Begin RECORD SET

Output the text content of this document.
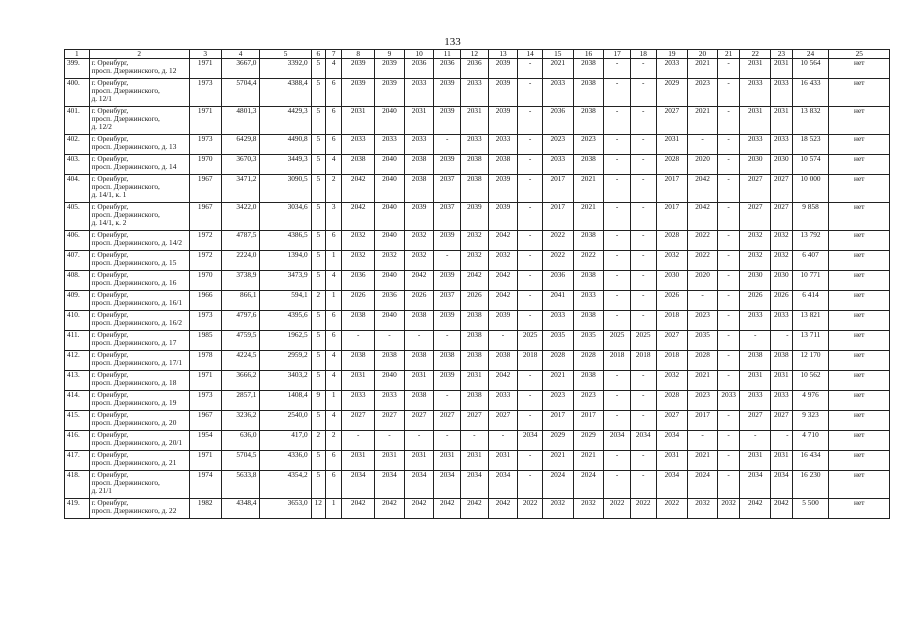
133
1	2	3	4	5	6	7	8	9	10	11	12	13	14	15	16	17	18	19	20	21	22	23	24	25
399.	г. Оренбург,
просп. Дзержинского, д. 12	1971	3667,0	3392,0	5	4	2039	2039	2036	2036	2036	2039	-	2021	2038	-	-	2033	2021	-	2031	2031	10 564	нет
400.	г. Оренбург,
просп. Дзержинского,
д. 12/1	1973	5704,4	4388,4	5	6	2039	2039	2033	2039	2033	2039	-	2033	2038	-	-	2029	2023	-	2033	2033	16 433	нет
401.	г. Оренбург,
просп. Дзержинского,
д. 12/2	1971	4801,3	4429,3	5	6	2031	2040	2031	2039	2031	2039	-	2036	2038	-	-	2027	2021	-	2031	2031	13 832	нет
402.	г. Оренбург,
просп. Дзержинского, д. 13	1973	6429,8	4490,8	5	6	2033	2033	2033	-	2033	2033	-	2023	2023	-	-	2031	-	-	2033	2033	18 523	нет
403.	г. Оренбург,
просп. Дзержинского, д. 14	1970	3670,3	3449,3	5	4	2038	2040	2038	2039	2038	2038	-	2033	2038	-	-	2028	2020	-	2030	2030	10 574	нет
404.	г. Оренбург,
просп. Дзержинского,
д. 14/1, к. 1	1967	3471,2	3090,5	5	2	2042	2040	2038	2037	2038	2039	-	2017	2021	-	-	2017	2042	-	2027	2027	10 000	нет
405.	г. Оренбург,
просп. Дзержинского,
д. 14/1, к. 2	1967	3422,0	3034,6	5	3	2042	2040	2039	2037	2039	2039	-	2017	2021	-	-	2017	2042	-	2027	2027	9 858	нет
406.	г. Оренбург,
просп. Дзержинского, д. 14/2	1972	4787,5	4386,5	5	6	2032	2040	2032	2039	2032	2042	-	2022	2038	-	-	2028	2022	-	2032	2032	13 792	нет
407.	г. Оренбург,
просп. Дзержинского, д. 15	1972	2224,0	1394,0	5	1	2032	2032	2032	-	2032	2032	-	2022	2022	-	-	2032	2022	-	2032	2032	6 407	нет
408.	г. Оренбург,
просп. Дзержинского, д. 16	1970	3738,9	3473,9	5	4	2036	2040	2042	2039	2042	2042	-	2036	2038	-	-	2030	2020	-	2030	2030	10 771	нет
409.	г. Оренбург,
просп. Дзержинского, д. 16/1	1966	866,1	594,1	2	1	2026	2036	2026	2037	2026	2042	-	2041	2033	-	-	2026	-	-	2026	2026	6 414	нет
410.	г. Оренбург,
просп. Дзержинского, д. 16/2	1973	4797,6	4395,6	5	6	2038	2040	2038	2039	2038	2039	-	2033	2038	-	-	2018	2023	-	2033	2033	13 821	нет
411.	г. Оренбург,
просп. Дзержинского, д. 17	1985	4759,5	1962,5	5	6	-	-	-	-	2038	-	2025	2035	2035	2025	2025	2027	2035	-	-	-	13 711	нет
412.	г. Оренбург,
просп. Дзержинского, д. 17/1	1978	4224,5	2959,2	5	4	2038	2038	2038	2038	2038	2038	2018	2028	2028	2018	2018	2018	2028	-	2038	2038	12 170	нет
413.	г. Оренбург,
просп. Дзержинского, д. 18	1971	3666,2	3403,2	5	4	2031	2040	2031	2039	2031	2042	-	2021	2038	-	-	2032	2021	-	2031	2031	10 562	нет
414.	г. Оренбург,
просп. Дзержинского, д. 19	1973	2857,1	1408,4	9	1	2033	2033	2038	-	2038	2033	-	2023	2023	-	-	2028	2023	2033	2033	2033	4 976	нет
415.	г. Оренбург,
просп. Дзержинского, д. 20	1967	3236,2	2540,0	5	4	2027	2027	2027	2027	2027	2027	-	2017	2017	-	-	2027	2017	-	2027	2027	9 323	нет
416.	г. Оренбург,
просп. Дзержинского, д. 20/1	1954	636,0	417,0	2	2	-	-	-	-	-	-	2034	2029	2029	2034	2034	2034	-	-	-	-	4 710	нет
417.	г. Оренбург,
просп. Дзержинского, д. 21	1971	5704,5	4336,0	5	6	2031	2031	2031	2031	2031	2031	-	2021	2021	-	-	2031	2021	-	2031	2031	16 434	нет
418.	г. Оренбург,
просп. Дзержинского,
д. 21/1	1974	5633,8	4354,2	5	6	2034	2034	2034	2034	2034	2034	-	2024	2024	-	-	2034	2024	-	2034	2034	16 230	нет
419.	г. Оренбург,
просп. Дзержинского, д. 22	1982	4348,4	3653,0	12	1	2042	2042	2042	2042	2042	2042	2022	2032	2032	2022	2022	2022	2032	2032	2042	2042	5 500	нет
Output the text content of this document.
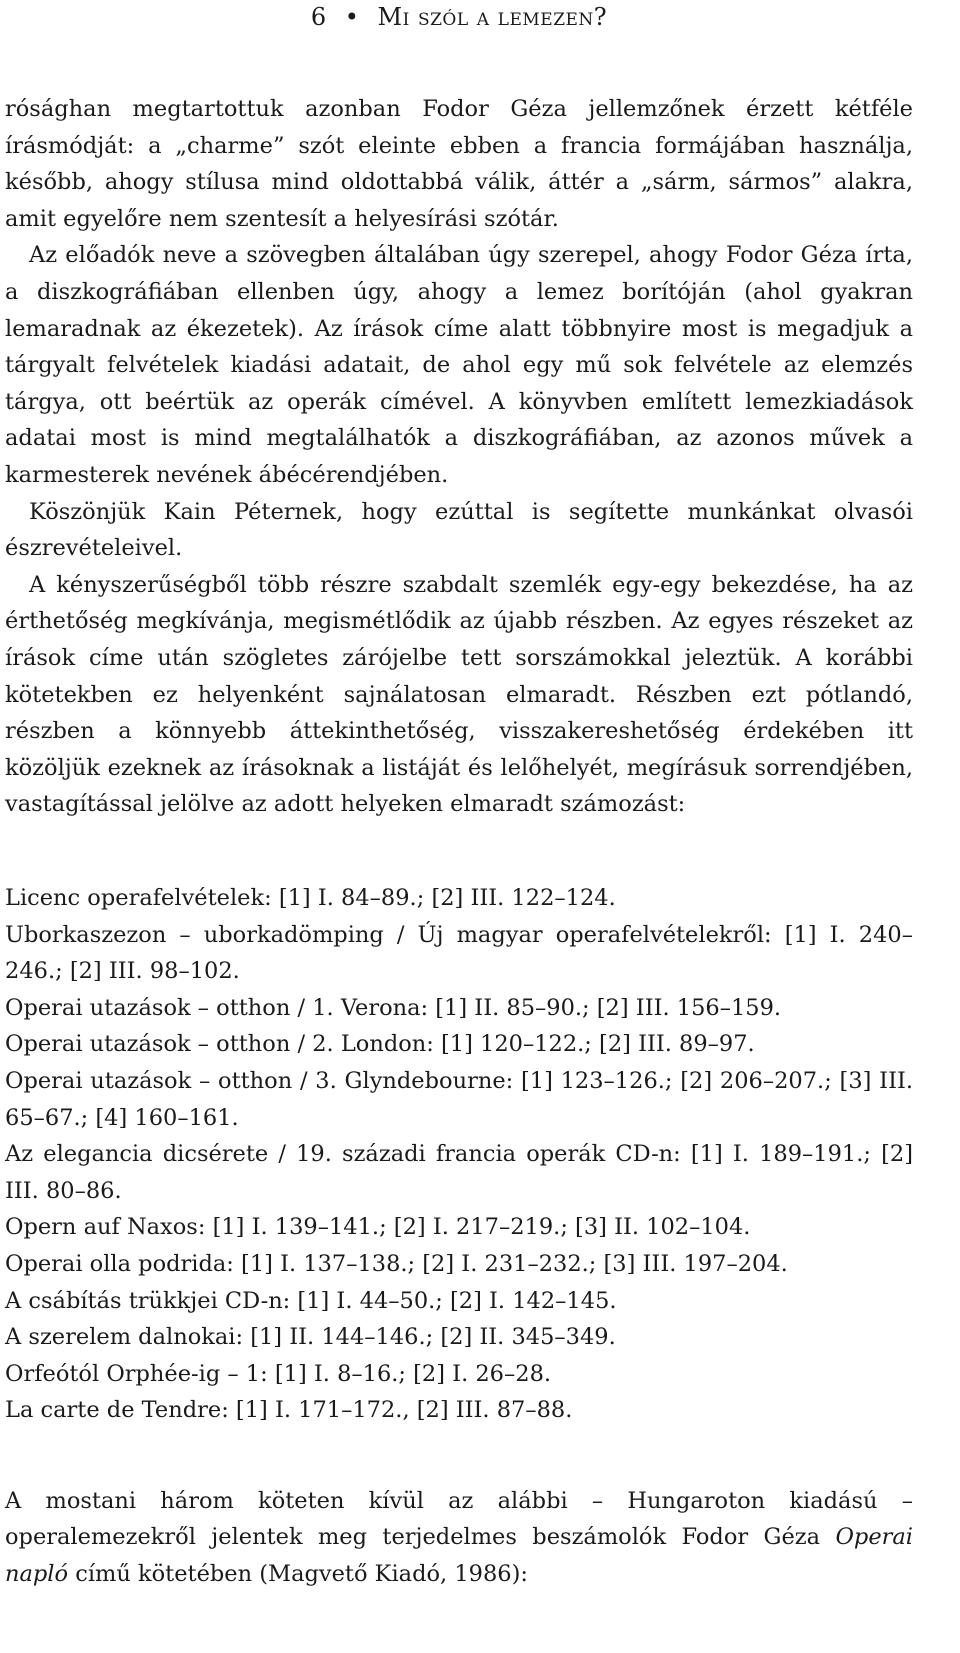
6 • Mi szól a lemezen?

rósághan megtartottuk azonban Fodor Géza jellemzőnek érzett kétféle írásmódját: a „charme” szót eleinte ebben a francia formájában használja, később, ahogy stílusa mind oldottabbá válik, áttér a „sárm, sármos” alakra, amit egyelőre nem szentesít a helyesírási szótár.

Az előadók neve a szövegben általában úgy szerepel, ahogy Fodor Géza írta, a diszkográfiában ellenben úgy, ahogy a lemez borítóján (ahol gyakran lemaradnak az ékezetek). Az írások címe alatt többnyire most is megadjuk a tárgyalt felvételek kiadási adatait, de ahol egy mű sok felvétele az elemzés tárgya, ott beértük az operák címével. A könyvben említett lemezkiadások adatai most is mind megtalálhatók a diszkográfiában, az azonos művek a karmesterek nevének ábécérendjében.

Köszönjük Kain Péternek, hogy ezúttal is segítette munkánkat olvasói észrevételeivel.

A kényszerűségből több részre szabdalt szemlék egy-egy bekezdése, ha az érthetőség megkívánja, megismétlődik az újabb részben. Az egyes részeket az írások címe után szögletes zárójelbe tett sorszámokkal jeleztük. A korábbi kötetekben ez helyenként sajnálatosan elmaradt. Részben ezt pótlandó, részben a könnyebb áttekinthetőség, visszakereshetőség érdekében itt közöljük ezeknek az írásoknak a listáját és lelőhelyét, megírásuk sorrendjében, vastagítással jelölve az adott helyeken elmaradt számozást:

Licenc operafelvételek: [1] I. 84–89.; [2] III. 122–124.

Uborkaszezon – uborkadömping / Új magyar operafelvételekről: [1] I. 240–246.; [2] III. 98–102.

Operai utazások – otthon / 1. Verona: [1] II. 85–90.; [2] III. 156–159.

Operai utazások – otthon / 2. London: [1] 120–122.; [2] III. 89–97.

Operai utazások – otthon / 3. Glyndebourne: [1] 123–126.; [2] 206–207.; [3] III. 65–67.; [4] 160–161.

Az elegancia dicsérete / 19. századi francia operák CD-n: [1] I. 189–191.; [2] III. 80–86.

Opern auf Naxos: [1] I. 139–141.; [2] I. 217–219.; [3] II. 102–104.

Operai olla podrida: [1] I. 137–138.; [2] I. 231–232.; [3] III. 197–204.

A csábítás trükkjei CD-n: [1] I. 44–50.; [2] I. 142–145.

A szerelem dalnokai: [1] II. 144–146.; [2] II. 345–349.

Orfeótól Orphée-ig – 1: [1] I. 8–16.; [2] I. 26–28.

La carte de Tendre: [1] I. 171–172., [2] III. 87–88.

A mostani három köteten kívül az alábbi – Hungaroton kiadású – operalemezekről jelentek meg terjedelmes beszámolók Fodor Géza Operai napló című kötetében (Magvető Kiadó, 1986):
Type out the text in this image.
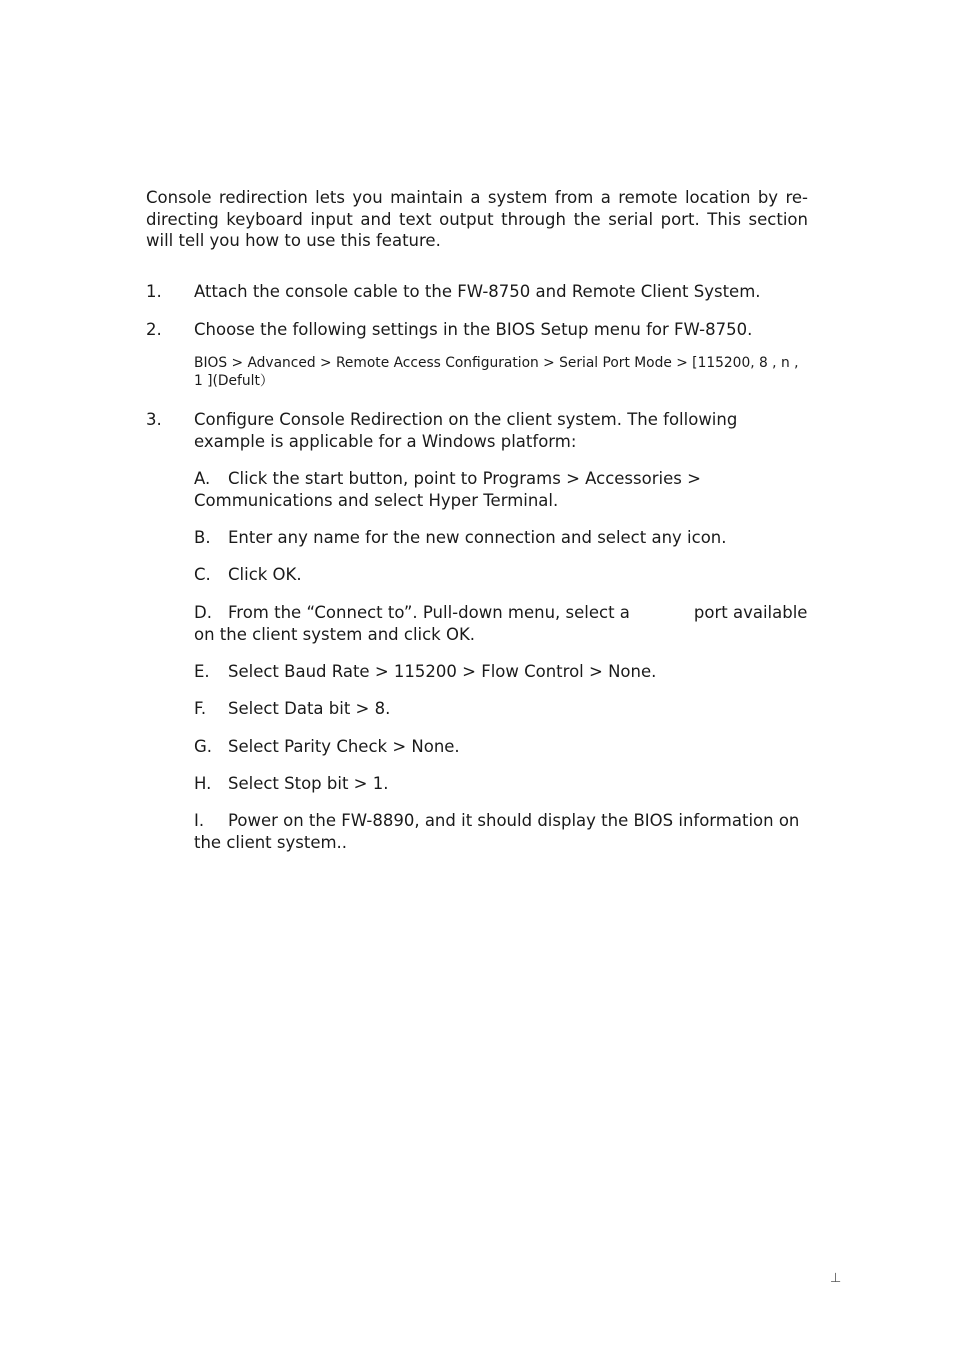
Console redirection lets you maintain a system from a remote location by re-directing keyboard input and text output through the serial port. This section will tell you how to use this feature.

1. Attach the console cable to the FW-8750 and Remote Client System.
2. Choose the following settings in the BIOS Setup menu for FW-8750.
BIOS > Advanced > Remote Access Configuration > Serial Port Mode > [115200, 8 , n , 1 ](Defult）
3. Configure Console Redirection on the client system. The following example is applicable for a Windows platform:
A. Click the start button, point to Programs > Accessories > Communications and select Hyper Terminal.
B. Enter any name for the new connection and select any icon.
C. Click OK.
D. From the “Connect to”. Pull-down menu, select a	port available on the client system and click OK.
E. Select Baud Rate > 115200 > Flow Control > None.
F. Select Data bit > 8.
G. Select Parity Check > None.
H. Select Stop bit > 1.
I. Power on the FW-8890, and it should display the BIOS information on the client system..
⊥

End RECORD SET

Find the lines with the string "otthon" and reproduce them.

▶ [FINISHED ANSWER]:
Operai utazások – otthon / 1. Verona: [1] II. 85–90.; [2] III. 156–159.
Operai utazások – otthon / 2. London: [1] 120–122.; [2] III. 89–97.
Operai utazások – otthon / 3. Glyndebourne: [1] 123–126.; [2] 206–207.; [3] III. 65–67.; [4] 160–161.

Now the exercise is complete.